* [Stored dataset items]:
--- start ---

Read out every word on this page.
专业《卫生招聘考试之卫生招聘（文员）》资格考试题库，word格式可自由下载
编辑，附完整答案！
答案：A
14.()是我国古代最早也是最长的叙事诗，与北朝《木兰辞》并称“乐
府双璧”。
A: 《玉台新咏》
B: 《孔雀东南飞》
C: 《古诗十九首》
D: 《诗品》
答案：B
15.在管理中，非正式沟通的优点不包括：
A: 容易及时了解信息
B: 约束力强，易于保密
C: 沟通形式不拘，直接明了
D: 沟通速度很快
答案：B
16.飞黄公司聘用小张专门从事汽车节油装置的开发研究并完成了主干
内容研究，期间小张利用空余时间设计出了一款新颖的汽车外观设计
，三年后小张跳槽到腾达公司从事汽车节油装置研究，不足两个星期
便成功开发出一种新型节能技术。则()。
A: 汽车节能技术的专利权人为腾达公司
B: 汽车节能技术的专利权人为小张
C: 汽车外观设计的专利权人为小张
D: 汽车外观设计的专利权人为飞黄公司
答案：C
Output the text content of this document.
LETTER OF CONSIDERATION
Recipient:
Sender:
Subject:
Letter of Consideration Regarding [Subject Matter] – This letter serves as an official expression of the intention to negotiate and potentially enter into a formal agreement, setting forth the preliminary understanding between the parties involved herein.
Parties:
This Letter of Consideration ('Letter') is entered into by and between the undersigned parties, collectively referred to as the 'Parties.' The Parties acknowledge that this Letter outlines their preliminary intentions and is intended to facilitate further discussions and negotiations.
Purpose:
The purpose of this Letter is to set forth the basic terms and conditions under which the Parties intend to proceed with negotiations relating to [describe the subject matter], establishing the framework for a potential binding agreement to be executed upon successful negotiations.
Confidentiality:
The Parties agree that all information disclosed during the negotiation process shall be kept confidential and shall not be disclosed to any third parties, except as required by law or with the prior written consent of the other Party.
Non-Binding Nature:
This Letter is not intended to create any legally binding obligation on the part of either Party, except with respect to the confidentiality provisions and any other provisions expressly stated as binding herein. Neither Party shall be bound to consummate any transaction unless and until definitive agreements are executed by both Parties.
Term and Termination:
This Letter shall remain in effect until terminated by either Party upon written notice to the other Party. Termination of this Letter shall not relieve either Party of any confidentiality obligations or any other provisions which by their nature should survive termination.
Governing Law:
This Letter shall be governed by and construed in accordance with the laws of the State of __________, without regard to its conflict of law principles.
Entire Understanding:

--- end ---

* [EXERCISE AIM]:
Return the whole listing exactly.

* [FINISHED TASK]:
Read out every word on this page.
专业《卫生招聘考试之卫生招聘（文员）》资格考试题库，word格式可自由下载
编辑，附完整答案！
答案：A
14.()是我国古代最早也是最长的叙事诗，与北朝《木兰辞》并称“乐
府双璧”。
A: 《玉台新咏》
B: 《孔雀东南飞》
C: 《古诗十九首》
D: 《诗品》
答案：B
15.在管理中，非正式沟通的优点不包括：
A: 容易及时了解信息
B: 约束力强，易于保密
C: 沟通形式不拘，直接明了
D: 沟通速度很快
答案：B
16.飞黄公司聘用小张专门从事汽车节油装置的开发研究并完成了主干
内容研究，期间小张利用空余时间设计出了一款新颖的汽车外观设计
，三年后小张跳槽到腾达公司从事汽车节油装置研究，不足两个星期
便成功开发出一种新型节能技术。则()。
A: 汽车节能技术的专利权人为腾达公司
B: 汽车节能技术的专利权人为小张
C: 汽车外观设计的专利权人为小张
D: 汽车外观设计的专利权人为飞黄公司
答案：C
Output the text content of this document.
LETTER OF CONSIDERATION
Recipient:
Sender:
Subject:
Letter of Consideration Regarding [Subject Matter] – This letter serves as an official expression of the intention to negotiate and potentially enter into a formal agreement, setting forth the preliminary understanding between the parties involved herein.
Parties:
This Letter of Consideration ('Letter') is entered into by and between the undersigned parties, collectively referred to as the 'Parties.' The Parties acknowledge that this Letter outlines their preliminary intentions and is intended to facilitate further discussions and negotiations.
Purpose:
The purpose of this Letter is to set forth the basic terms and conditions under which the Parties intend to proceed with negotiations relating to [describe the subject matter], establishing the framework for a potential binding agreement to be executed upon successful negotiations.
Confidentiality:
The Parties agree that all information disclosed during the negotiation process shall be kept confidential and shall not be disclosed to any third parties, except as required by law or with the prior written consent of the other Party.
Non-Binding Nature:
This Letter is not intended to create any legally binding obligation on the part of either Party, except with respect to the confidentiality provisions and any other provisions expressly stated as binding herein. Neither Party shall be bound to consummate any transaction unless and until definitive agreements are executed by both Parties.
Term and Termination:
This Letter shall remain in effect until terminated by either Party upon written notice to the other Party. Termination of this Letter shall not relieve either Party of any confidentiality obligations or any other provisions which by their nature should survive termination.
Governing Law:
This Letter shall be governed by and construed in accordance with the laws of the State of __________, without regard to its conflict of law principles.
Entire Understanding:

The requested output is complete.